Source records:
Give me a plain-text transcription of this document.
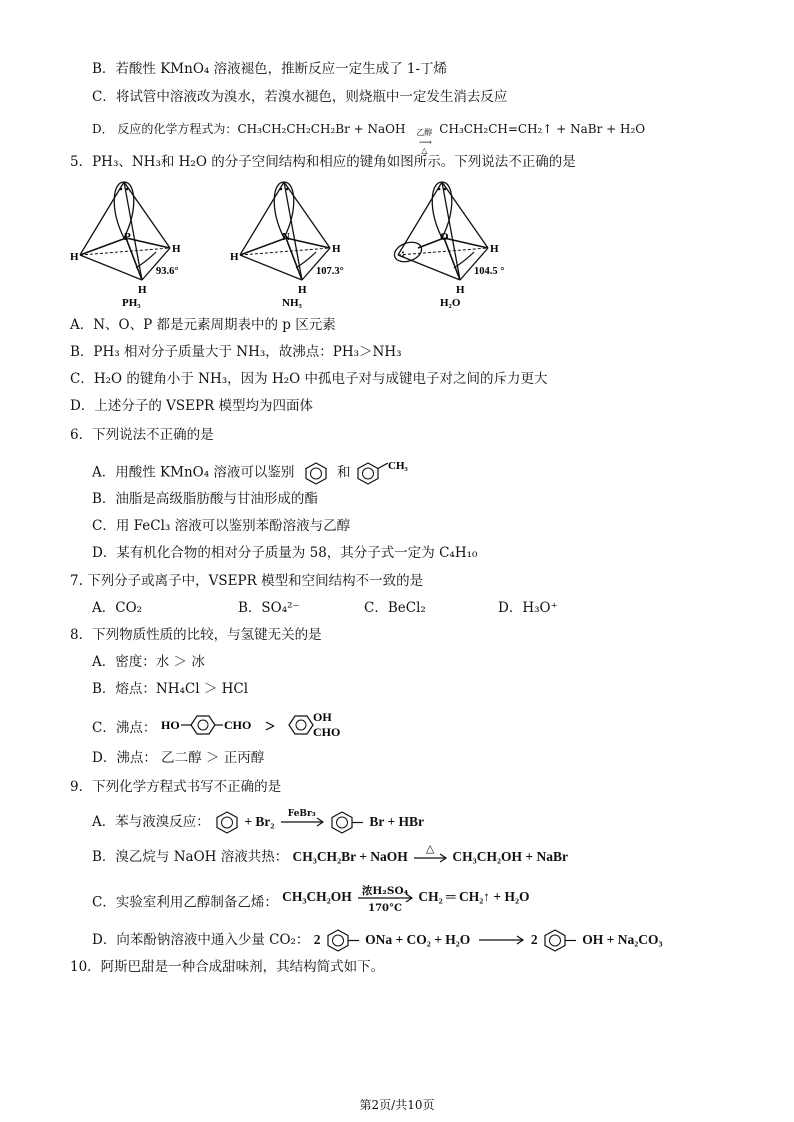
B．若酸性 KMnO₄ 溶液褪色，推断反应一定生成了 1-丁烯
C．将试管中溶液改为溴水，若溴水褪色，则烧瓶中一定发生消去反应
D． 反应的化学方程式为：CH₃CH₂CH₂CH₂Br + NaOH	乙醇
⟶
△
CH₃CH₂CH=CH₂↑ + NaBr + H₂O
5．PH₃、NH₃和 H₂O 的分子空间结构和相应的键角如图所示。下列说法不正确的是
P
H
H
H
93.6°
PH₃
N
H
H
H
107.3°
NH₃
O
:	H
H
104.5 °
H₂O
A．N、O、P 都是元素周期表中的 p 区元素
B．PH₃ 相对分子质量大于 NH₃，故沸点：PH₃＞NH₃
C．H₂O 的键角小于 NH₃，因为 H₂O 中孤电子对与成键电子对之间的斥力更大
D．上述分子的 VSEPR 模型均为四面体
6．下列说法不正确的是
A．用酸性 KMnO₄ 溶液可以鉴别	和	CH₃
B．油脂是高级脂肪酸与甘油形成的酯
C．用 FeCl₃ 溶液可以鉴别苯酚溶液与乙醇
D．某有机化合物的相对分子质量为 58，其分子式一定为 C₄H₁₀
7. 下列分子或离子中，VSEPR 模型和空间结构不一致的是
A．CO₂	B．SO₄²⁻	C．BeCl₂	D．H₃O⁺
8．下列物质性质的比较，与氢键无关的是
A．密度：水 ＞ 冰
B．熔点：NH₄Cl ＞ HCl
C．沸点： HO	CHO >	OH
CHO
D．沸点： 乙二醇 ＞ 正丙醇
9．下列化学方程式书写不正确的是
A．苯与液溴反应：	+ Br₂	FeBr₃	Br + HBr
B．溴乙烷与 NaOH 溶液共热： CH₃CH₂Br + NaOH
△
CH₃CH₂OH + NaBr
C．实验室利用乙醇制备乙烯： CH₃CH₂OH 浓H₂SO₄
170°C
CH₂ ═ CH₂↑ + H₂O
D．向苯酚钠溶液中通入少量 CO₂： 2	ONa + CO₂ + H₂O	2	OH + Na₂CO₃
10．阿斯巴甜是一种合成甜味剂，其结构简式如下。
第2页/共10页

Job »
Exact duplication of all the records is required; pictures are omitted from the copy.

Output below »
Give me a plain-text transcription of this document.
B．若酸性 KMnO₄ 溶液褪色，推断反应一定生成了 1-丁烯
C．将试管中溶液改为溴水，若溴水褪色，则烧瓶中一定发生消去反应
D． 反应的化学方程式为：CH₃CH₂CH₂CH₂Br + NaOH	乙醇
⟶
△
CH₃CH₂CH=CH₂↑ + NaBr + H₂O
5．PH₃、NH₃和 H₂O 的分子空间结构和相应的键角如图所示。下列说法不正确的是
P
H
H
H
93.6°
PH₃
N
H
H
H
107.3°
NH₃
O
:	H
H
104.5 °
H₂O
A．N、O、P 都是元素周期表中的 p 区元素
B．PH₃ 相对分子质量大于 NH₃，故沸点：PH₃＞NH₃
C．H₂O 的键角小于 NH₃，因为 H₂O 中孤电子对与成键电子对之间的斥力更大
D．上述分子的 VSEPR 模型均为四面体
6．下列说法不正确的是
A．用酸性 KMnO₄ 溶液可以鉴别	和	CH₃
B．油脂是高级脂肪酸与甘油形成的酯
C．用 FeCl₃ 溶液可以鉴别苯酚溶液与乙醇
D．某有机化合物的相对分子质量为 58，其分子式一定为 C₄H₁₀
7. 下列分子或离子中，VSEPR 模型和空间结构不一致的是
A．CO₂	B．SO₄²⁻	C．BeCl₂	D．H₃O⁺
8．下列物质性质的比较，与氢键无关的是
A．密度：水 ＞ 冰
B．熔点：NH₄Cl ＞ HCl
C．沸点： HO	CHO >	OH
CHO
D．沸点： 乙二醇 ＞ 正丙醇
9．下列化学方程式书写不正确的是
A．苯与液溴反应：	+ Br₂	FeBr₃	Br + HBr
B．溴乙烷与 NaOH 溶液共热： CH₃CH₂Br + NaOH
△
CH₃CH₂OH + NaBr
C．实验室利用乙醇制备乙烯： CH₃CH₂OH 浓H₂SO₄
170°C
CH₂ ═ CH₂↑ + H₂O
D．向苯酚钠溶液中通入少量 CO₂： 2	ONa + CO₂ + H₂O	2	OH + Na₂CO₃
10．阿斯巴甜是一种合成甜味剂，其结构简式如下。
第2页/共10页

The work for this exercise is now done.